* _GIVEN EXERCISE_
Go through the listing below and list every line with "which".

* _DATASET CONTENT_
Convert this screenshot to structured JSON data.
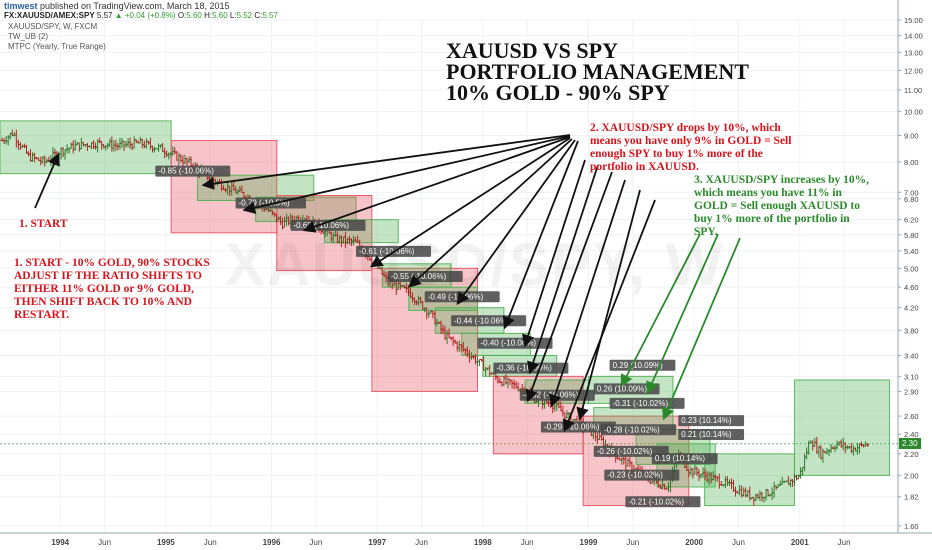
{
  "header": {
    "user": "timwest",
    "published": " published on TradingView.com, March 18, 2015"
  },
  "symbol_line": {
    "symbol": "FX:XAUUSD/AMEX:SPY",
    "last": "5.57",
    "change": "▲ +0.04 (+0.8%)",
    "o_label": "O:",
    "o": "5.60",
    "h_label": "H:",
    "h": "5.60",
    "l_label": "L:",
    "l": "5.52",
    "c_label": "C:",
    "c": "5.57"
  },
  "sub_labels": [
    "XAUUSD/SPY, W, FXCM",
    "TW_UB (2)",
    "MTPC (Yearly, True Range)"
  ],
  "title_lines": [
    "XAUUSD VS SPY",
    "PORTFOLIO MANAGEMENT",
    "10% GOLD - 90% SPY"
  ],
  "notes": {
    "start_label": "1. START",
    "note1": [
      "1. START - 10% GOLD, 90% STOCKS",
      "ADJUST IF THE RATIO SHIFTS TO",
      "EITHER 11% GOLD or 9% GOLD,",
      "THEN SHIFT BACK TO 10% AND",
      "RESTART."
    ],
    "note2": [
      "2.  XAUUSD/SPY drops by 10%, which",
      "means you have only 9% in GOLD = Sell",
      "enough SPY to buy 1% more of the",
      "portfolio in XAUUSD."
    ],
    "note3": [
      "3.  XAUUSD/SPY increases by 10%,",
      "which means you have 11% in",
      "GOLD = Sell enough XAUUSD to",
      "buy 1% more of the portfolio in",
      "SPY."
    ]
  },
  "watermark": "XAUUSD/SPY, W",
  "last_price_badge": "2.30",
  "colors": {
    "red_box": "#e84c5a",
    "green_box": "#4caf50",
    "up_bar": "#2b7a2b",
    "down_bar": "#b22222",
    "neutral_bar": "#2f3b2f",
    "note_red": "#d8141b",
    "note_green": "#2c8a2c"
  },
  "chart_data": {
    "type": "candlestick",
    "series_name": "XAUUSD/SPY, W",
    "y_scale": "log",
    "ylim": [
      1.55,
      15.0
    ],
    "y_ticks": [
      "15.00",
      "14.00",
      "13.00",
      "12.00",
      "11.00",
      "10.00",
      "9.00",
      "8.00",
      "7.00",
      "6.80",
      "6.20",
      "5.80",
      "5.40",
      "5.00",
      "4.60",
      "4.20",
      "3.80",
      "3.40",
      "3.10",
      "2.90",
      "2.60",
      "2.40",
      "2.20",
      "2.00",
      "1.82",
      "1.60"
    ],
    "x_ticks": [
      {
        "label": "1994",
        "t": 1994.0,
        "bold": true
      },
      {
        "label": "Jun",
        "t": 1994.42,
        "bold": false
      },
      {
        "label": "1995",
        "t": 1995.0,
        "bold": true
      },
      {
        "label": "Jun",
        "t": 1995.42,
        "bold": false
      },
      {
        "label": "1996",
        "t": 1996.0,
        "bold": true
      },
      {
        "label": "Jun",
        "t": 1996.42,
        "bold": false
      },
      {
        "label": "1997",
        "t": 1997.0,
        "bold": true
      },
      {
        "label": "Jun",
        "t": 1997.42,
        "bold": false
      },
      {
        "label": "1998",
        "t": 1998.0,
        "bold": true
      },
      {
        "label": "Jun",
        "t": 1998.42,
        "bold": false
      },
      {
        "label": "1999",
        "t": 1999.0,
        "bold": true
      },
      {
        "label": "Jun",
        "t": 1999.42,
        "bold": false
      },
      {
        "label": "2000",
        "t": 2000.0,
        "bold": true
      },
      {
        "label": "Jun",
        "t": 2000.42,
        "bold": false
      },
      {
        "label": "2001",
        "t": 2001.0,
        "bold": true
      },
      {
        "label": "Jun",
        "t": 2001.42,
        "bold": false
      }
    ],
    "price_path": [
      [
        1993.45,
        8.8
      ],
      [
        1993.55,
        9.1
      ],
      [
        1993.7,
        8.2
      ],
      [
        1993.85,
        8.0
      ],
      [
        1994.0,
        8.4
      ],
      [
        1994.15,
        8.6
      ],
      [
        1994.35,
        8.7
      ],
      [
        1994.55,
        8.6
      ],
      [
        1994.75,
        8.7
      ],
      [
        1994.95,
        8.5
      ],
      [
        1995.1,
        8.2
      ],
      [
        1995.25,
        7.9
      ],
      [
        1995.4,
        7.5
      ],
      [
        1995.55,
        7.2
      ],
      [
        1995.75,
        6.9
      ],
      [
        1995.95,
        6.5
      ],
      [
        1996.1,
        6.1
      ],
      [
        1996.3,
        6.3
      ],
      [
        1996.45,
        6.0
      ],
      [
        1996.6,
        5.7
      ],
      [
        1996.8,
        5.6
      ],
      [
        1996.95,
        5.2
      ],
      [
        1997.1,
        4.7
      ],
      [
        1997.3,
        4.5
      ],
      [
        1997.5,
        4.1
      ],
      [
        1997.65,
        3.7
      ],
      [
        1997.85,
        3.45
      ],
      [
        1998.0,
        3.25
      ],
      [
        1998.15,
        3.05
      ],
      [
        1998.35,
        2.95
      ],
      [
        1998.5,
        2.8
      ],
      [
        1998.65,
        2.75
      ],
      [
        1998.8,
        2.6
      ],
      [
        1999.0,
        2.45
      ],
      [
        1999.15,
        2.3
      ],
      [
        1999.3,
        2.15
      ],
      [
        1999.45,
        2.05
      ],
      [
        1999.6,
        1.95
      ],
      [
        1999.75,
        1.9
      ],
      [
        1999.85,
        2.2
      ],
      [
        1999.95,
        2.05
      ],
      [
        2000.1,
        2.0
      ],
      [
        2000.25,
        1.95
      ],
      [
        2000.4,
        1.88
      ],
      [
        2000.55,
        1.82
      ],
      [
        2000.7,
        1.85
      ],
      [
        2000.85,
        1.92
      ],
      [
        2001.0,
        2.0
      ],
      [
        2001.1,
        2.35
      ],
      [
        2001.2,
        2.2
      ],
      [
        2001.35,
        2.3
      ],
      [
        2001.5,
        2.25
      ],
      [
        2001.65,
        2.3
      ]
    ],
    "boxes": [
      {
        "color": "green",
        "t0": 1993.43,
        "t1": 1995.05,
        "p0": 7.6,
        "p1": 9.6
      },
      {
        "color": "red",
        "t0": 1995.05,
        "t1": 1996.05,
        "p0": 5.85,
        "p1": 8.8
      },
      {
        "color": "green",
        "t0": 1995.3,
        "t1": 1996.4,
        "p0": 6.75,
        "p1": 7.55
      },
      {
        "color": "green",
        "t0": 1995.85,
        "t1": 1996.8,
        "p0": 6.15,
        "p1": 6.85
      },
      {
        "color": "red",
        "t0": 1996.05,
        "t1": 1996.95,
        "p0": 4.95,
        "p1": 6.9
      },
      {
        "color": "green",
        "t0": 1996.5,
        "t1": 1997.2,
        "p0": 5.6,
        "p1": 6.2
      },
      {
        "color": "red",
        "t0": 1996.95,
        "t1": 1997.95,
        "p0": 2.9,
        "p1": 5.0
      },
      {
        "color": "green",
        "t0": 1997.05,
        "t1": 1997.7,
        "p0": 4.6,
        "p1": 5.1
      },
      {
        "color": "green",
        "t0": 1997.3,
        "t1": 1997.95,
        "p0": 4.15,
        "p1": 4.6
      },
      {
        "color": "green",
        "t0": 1997.55,
        "t1": 1998.2,
        "p0": 3.75,
        "p1": 4.2
      },
      {
        "color": "green",
        "t0": 1997.8,
        "t1": 1998.45,
        "p0": 3.4,
        "p1": 3.75
      },
      {
        "color": "green",
        "t0": 1998.0,
        "t1": 1998.7,
        "p0": 3.1,
        "p1": 3.4
      },
      {
        "color": "red",
        "t0": 1998.1,
        "t1": 1998.95,
        "p0": 2.2,
        "p1": 3.1
      },
      {
        "color": "green",
        "t0": 1998.4,
        "t1": 1999.0,
        "p0": 2.75,
        "p1": 3.05
      },
      {
        "color": "green",
        "t0": 1999.0,
        "t1": 1999.8,
        "p0": 2.75,
        "p1": 3.1
      },
      {
        "color": "red",
        "t0": 1998.95,
        "t1": 1999.95,
        "p0": 1.75,
        "p1": 2.6
      },
      {
        "color": "green",
        "t0": 1999.05,
        "t1": 1999.8,
        "p0": 2.45,
        "p1": 2.7
      },
      {
        "color": "green",
        "t0": 1999.45,
        "t1": 2000.15,
        "p0": 2.1,
        "p1": 2.45
      },
      {
        "color": "green",
        "t0": 1999.65,
        "t1": 2000.2,
        "p0": 1.9,
        "p1": 2.3
      },
      {
        "color": "green",
        "t0": 2000.1,
        "t1": 2000.95,
        "p0": 1.75,
        "p1": 2.2
      },
      {
        "color": "green",
        "t0": 2000.95,
        "t1": 2001.85,
        "p0": 2.0,
        "p1": 3.05
      }
    ],
    "change_labels": [
      {
        "text": "-0.85 (-10.06%)",
        "t": 1994.9,
        "p": 7.6
      },
      {
        "text": "-0.79 (-10.5%)",
        "t": 1995.66,
        "p": 6.6
      },
      {
        "text": "-0.68 (-10.06%)",
        "t": 1996.18,
        "p": 5.98
      },
      {
        "text": "-0.61 (-10.06%)",
        "t": 1996.8,
        "p": 5.33
      },
      {
        "text": "-0.55 (-10.06%)",
        "t": 1997.1,
        "p": 4.77
      },
      {
        "text": "-0.49 (-10.06%)",
        "t": 1997.45,
        "p": 4.36
      },
      {
        "text": "-0.44 (-10.06%)",
        "t": 1997.7,
        "p": 3.92
      },
      {
        "text": "-0.40 (-10.06%)",
        "t": 1997.95,
        "p": 3.55
      },
      {
        "text": "-0.36 (-10.06%)",
        "t": 1998.1,
        "p": 3.18
      },
      {
        "text": "-0.32 (-10.06%)",
        "t": 1998.35,
        "p": 2.82
      },
      {
        "text": "-0.29 (-10.06%)",
        "t": 1998.55,
        "p": 2.45
      },
      {
        "text": "0.29 (10.09%)",
        "t": 1999.2,
        "p": 3.22
      },
      {
        "text": "0.26 (10.09%)",
        "t": 1999.05,
        "p": 2.9
      },
      {
        "text": "-0.31 (-10.02%)",
        "t": 1999.2,
        "p": 2.72
      },
      {
        "text": "0.23 (10.14%)",
        "t": 1999.85,
        "p": 2.52
      },
      {
        "text": "-0.28 (-10.02%)",
        "t": 1999.12,
        "p": 2.42
      },
      {
        "text": "0.21 (10.14%)",
        "t": 1999.85,
        "p": 2.37
      },
      {
        "text": "-0.26 (-10.02%)",
        "t": 1999.05,
        "p": 2.2
      },
      {
        "text": "0.19 (10.14%)",
        "t": 1999.6,
        "p": 2.13
      },
      {
        "text": "-0.23 (-10.02%)",
        "t": 1999.15,
        "p": 1.98
      },
      {
        "text": "-0.21 (-10.02%)",
        "t": 1999.35,
        "p": 1.76
      }
    ],
    "arrows": [
      {
        "color": "black",
        "from": [
          35,
          208
        ],
        "to": [
          58,
          155
        ]
      },
      {
        "color": "black",
        "from": [
          570,
          135
        ],
        "to": [
          204,
          185
        ]
      },
      {
        "color": "black",
        "from": [
          570,
          136
        ],
        "to": [
          245,
          210
        ]
      },
      {
        "color": "black",
        "from": [
          570,
          137
        ],
        "to": [
          305,
          230
        ]
      },
      {
        "color": "black",
        "from": [
          570,
          138
        ],
        "to": [
          372,
          266
        ]
      },
      {
        "color": "black",
        "from": [
          572,
          139
        ],
        "to": [
          410,
          286
        ]
      },
      {
        "color": "black",
        "from": [
          575,
          140
        ],
        "to": [
          458,
          303
        ]
      },
      {
        "color": "black",
        "from": [
          578,
          141
        ],
        "to": [
          505,
          327
        ]
      },
      {
        "color": "black",
        "from": [
          585,
          160
        ],
        "to": [
          525,
          345
        ]
      },
      {
        "color": "black",
        "from": [
          598,
          165
        ],
        "to": [
          530,
          372
        ]
      },
      {
        "color": "black",
        "from": [
          612,
          172
        ],
        "to": [
          528,
          400
        ]
      },
      {
        "color": "black",
        "from": [
          625,
          180
        ],
        "to": [
          552,
          405
        ]
      },
      {
        "color": "black",
        "from": [
          640,
          190
        ],
        "to": [
          580,
          418
        ]
      },
      {
        "color": "black",
        "from": [
          655,
          200
        ],
        "to": [
          565,
          430
        ]
      },
      {
        "color": "green",
        "from": [
          700,
          234
        ],
        "to": [
          622,
          385
        ]
      },
      {
        "color": "green",
        "from": [
          718,
          234
        ],
        "to": [
          648,
          392
        ]
      },
      {
        "color": "green",
        "from": [
          740,
          238
        ],
        "to": [
          664,
          418
        ]
      }
    ]
  }
}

* _REPLY_
      "2.  XAUUSD/SPY drops by 10%, which",
      "which means you have 11% in",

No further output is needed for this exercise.